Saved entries
★ ★ ★ ★
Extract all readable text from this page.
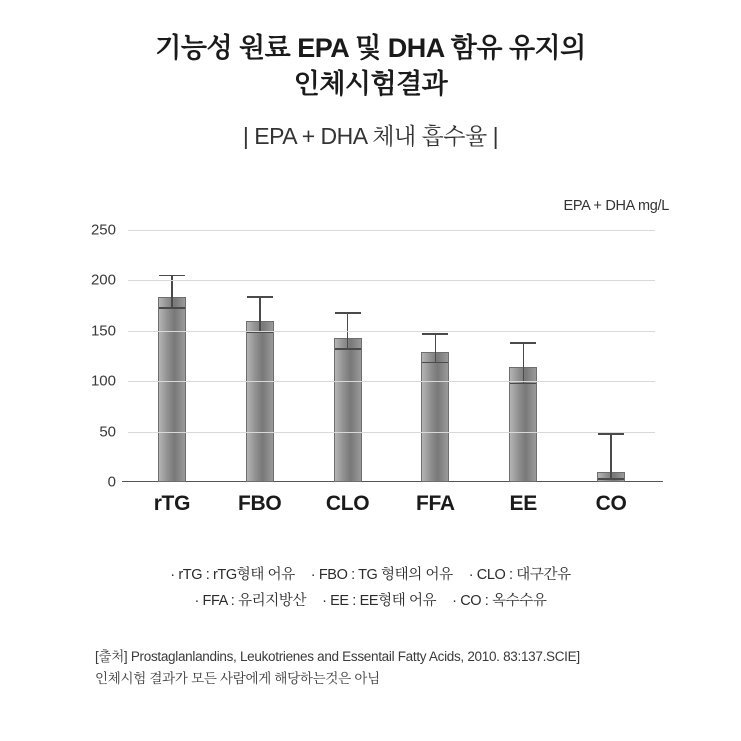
기능성 원료 EPA 및 DHA 함유 유지의
인체시험결과
| EPA + DHA 체내 흡수율 |
EPA + DHA mg/L
rTG	FBO	CLO	FFA	EE	CO
0
50
100
150
200
250
· rTG : rTG형태 어유 · FBO : TG 형태의 어유 · CLO : 대구간유
· FFA : 유리지방산 · EE : EE형태 어유 · CO : 옥수수유
[출처] Prostaglanlandins, Leukotrienes and Essentail Fatty Acids, 2010. 83:137.SCIE]
인체시험 결과가 모든 사람에게 해당하는것은 아님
★ ★ ★ ★
Print out every entry above without changing a word, and leave out the pictures.

The reply |
Extract all readable text from this page.
기능성 원료 EPA 및 DHA 함유 유지의
인체시험결과
| EPA + DHA 체내 흡수율 |
EPA + DHA mg/L
rTG	FBO	CLO	FFA	EE	CO
0
50
100
150
200
250
· rTG : rTG형태 어유 · FBO : TG 형태의 어유 · CLO : 대구간유
· FFA : 유리지방산 · EE : EE형태 어유 · CO : 옥수수유
[출처] Prostaglanlandins, Leukotrienes and Essentail Fatty Acids, 2010. 83:137.SCIE]
인체시험 결과가 모든 사람에게 해당하는것은 아님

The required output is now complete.